Set problem
Retype each line exactly. Skip images.

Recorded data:
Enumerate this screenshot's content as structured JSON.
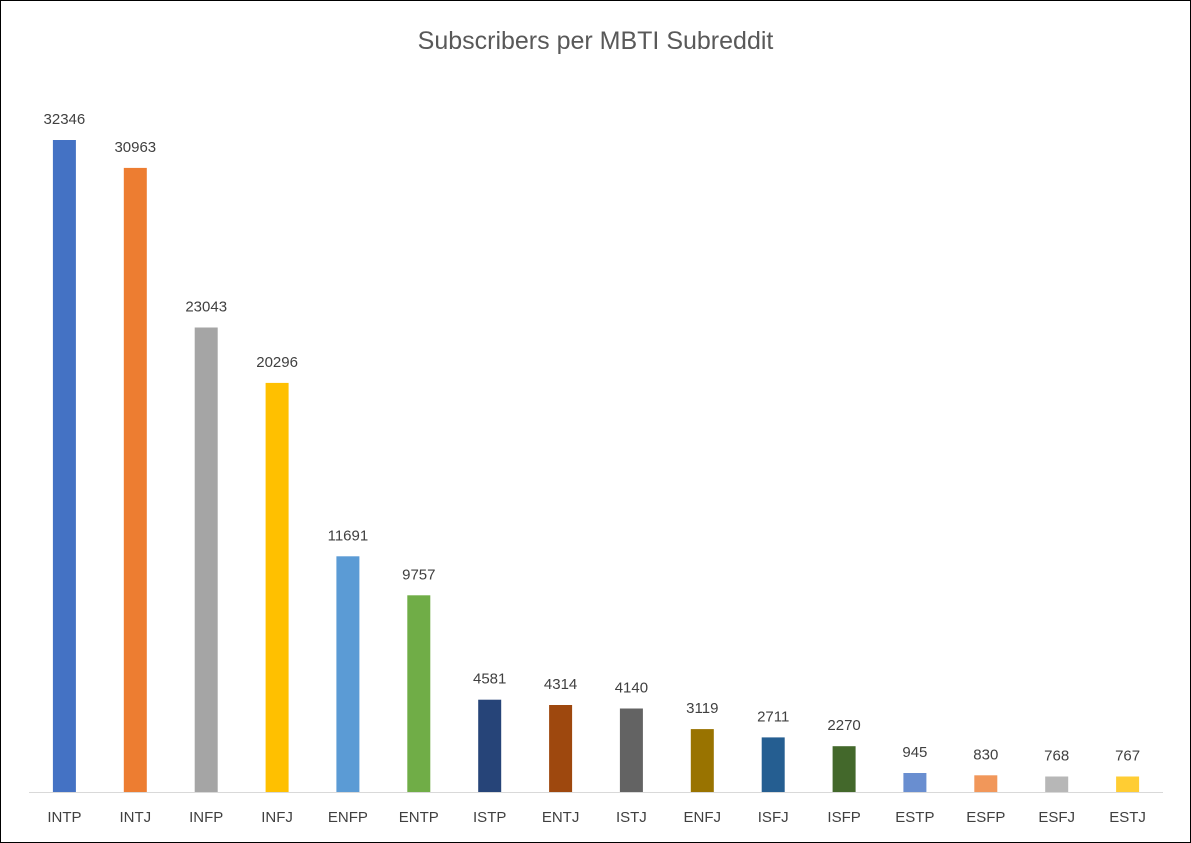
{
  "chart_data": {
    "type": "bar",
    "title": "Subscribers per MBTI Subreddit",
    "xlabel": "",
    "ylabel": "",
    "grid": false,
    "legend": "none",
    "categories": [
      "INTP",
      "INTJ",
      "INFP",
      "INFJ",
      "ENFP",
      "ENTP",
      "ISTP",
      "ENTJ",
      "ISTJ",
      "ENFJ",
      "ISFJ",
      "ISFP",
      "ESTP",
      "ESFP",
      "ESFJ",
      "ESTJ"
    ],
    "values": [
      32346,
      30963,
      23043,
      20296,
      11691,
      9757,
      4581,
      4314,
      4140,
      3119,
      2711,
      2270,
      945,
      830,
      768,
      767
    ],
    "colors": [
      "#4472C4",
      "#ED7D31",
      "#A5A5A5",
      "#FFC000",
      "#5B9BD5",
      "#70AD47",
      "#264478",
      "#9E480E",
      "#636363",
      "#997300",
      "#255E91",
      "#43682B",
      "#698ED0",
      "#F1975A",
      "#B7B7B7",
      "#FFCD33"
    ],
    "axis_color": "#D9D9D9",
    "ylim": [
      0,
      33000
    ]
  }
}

Response
Enumerate this screenshot's content as structured JSON.
{
  "chart_data": {
    "type": "bar",
    "title": "Subscribers per MBTI Subreddit",
    "xlabel": "",
    "ylabel": "",
    "grid": false,
    "legend": "none",
    "categories": [
      "INTP",
      "INTJ",
      "INFP",
      "INFJ",
      "ENFP",
      "ENTP",
      "ISTP",
      "ENTJ",
      "ISTJ",
      "ENFJ",
      "ISFJ",
      "ISFP",
      "ESTP",
      "ESFP",
      "ESFJ",
      "ESTJ"
    ],
    "values": [
      32346,
      30963,
      23043,
      20296,
      11691,
      9757,
      4581,
      4314,
      4140,
      3119,
      2711,
      2270,
      945,
      830,
      768,
      767
    ],
    "colors": [
      "#4472C4",
      "#ED7D31",
      "#A5A5A5",
      "#FFC000",
      "#5B9BD5",
      "#70AD47",
      "#264478",
      "#9E480E",
      "#636363",
      "#997300",
      "#255E91",
      "#43682B",
      "#698ED0",
      "#F1975A",
      "#B7B7B7",
      "#FFCD33"
    ],
    "axis_color": "#D9D9D9",
    "ylim": [
      0,
      33000
    ]
  }
}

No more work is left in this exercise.